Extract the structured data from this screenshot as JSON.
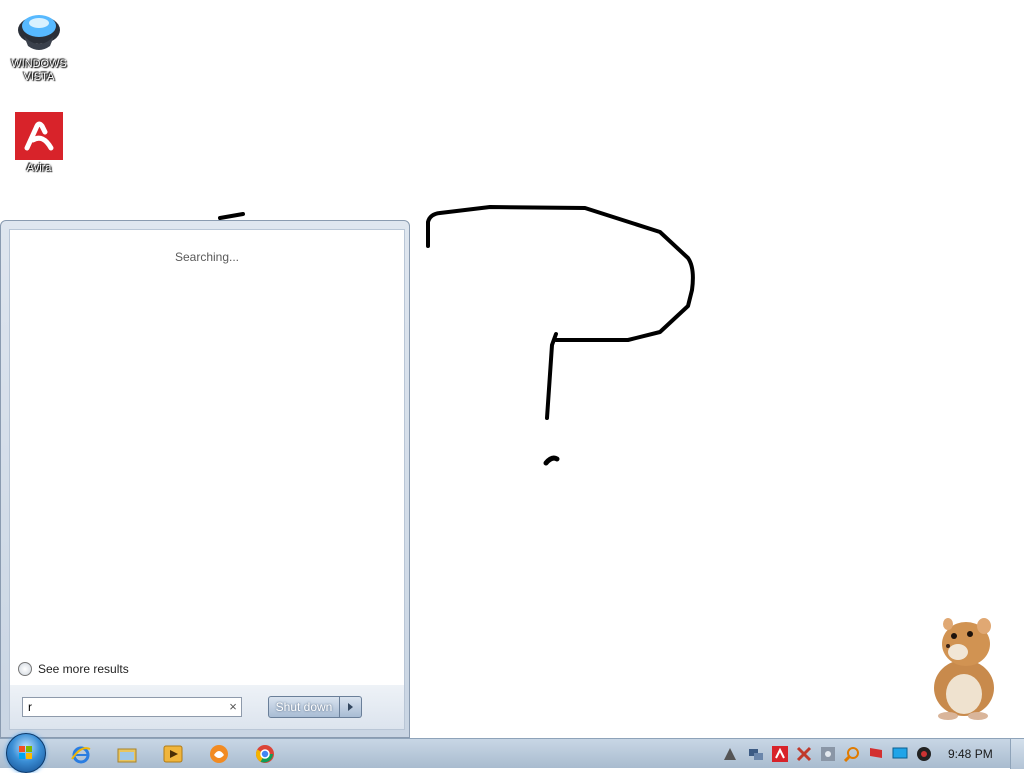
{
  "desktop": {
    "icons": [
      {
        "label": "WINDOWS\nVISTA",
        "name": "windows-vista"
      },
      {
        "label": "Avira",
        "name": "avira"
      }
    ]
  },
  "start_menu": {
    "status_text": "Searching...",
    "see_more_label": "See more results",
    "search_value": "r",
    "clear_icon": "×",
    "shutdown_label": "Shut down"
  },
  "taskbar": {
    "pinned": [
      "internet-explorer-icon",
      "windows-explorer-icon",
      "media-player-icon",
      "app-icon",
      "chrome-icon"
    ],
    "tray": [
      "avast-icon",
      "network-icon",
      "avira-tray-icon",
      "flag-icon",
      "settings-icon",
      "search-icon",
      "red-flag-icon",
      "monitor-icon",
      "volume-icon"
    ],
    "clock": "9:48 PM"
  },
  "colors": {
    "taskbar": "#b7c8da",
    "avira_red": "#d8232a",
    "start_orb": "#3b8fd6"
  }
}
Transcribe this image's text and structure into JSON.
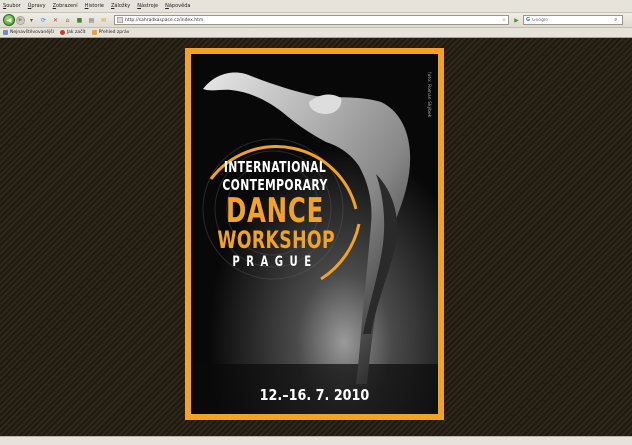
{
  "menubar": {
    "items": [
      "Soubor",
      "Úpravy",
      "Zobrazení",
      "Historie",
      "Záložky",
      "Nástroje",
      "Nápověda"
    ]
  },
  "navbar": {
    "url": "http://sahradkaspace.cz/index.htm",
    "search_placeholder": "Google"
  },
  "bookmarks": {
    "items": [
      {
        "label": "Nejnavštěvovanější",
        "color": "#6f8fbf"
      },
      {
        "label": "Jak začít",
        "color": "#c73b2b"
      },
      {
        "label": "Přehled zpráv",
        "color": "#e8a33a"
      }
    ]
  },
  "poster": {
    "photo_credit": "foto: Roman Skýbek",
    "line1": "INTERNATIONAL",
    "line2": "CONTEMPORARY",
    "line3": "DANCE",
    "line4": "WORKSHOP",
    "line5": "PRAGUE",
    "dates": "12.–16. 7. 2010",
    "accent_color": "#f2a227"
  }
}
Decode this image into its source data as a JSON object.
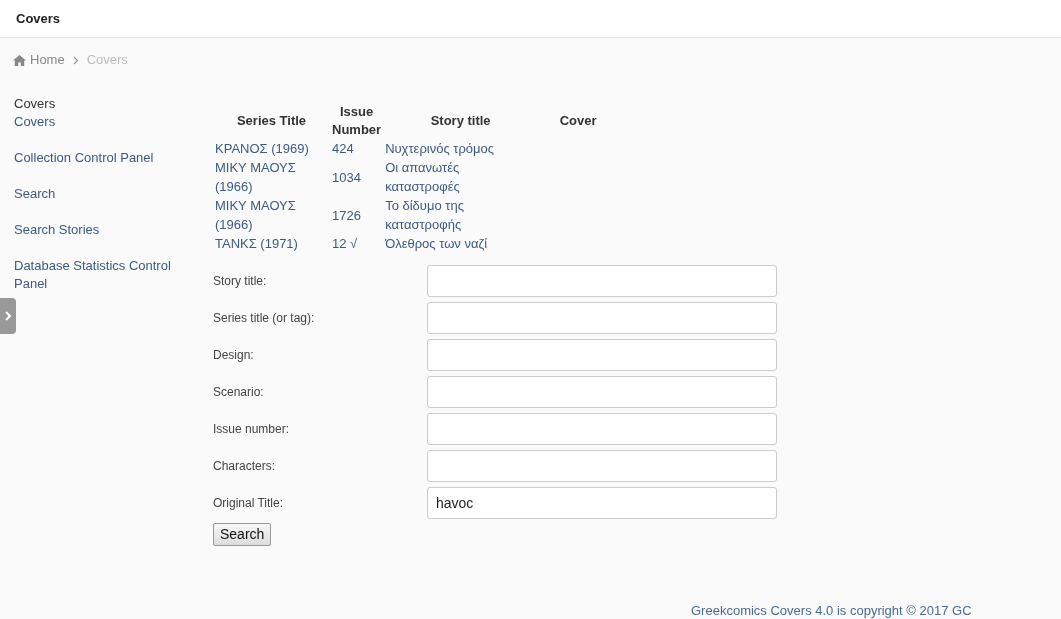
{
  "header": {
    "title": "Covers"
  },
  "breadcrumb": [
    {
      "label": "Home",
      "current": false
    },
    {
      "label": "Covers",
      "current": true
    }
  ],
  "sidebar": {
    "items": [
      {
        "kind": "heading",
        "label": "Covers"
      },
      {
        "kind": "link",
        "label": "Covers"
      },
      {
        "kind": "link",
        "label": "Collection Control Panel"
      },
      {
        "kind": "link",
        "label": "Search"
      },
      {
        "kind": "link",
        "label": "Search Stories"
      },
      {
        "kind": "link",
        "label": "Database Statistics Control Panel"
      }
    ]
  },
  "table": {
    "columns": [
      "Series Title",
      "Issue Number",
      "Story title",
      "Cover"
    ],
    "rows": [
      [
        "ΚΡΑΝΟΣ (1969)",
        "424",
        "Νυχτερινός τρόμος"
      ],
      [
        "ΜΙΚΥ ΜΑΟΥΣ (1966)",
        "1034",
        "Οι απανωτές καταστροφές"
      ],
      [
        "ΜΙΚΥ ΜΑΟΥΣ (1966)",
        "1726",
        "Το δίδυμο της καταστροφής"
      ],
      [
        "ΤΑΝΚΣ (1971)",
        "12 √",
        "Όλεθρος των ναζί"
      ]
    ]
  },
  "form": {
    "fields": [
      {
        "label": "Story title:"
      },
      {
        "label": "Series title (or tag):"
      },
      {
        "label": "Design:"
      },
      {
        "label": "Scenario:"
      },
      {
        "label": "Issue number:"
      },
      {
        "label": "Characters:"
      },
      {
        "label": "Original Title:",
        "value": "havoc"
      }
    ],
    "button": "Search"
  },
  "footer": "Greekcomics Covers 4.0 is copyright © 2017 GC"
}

### Do this
Find every line in the records that contains the word "Panel"; copy those lines.

### Complete answer
        "label": "Collection Control Panel"
        "label": "Database Statistics Control Panel"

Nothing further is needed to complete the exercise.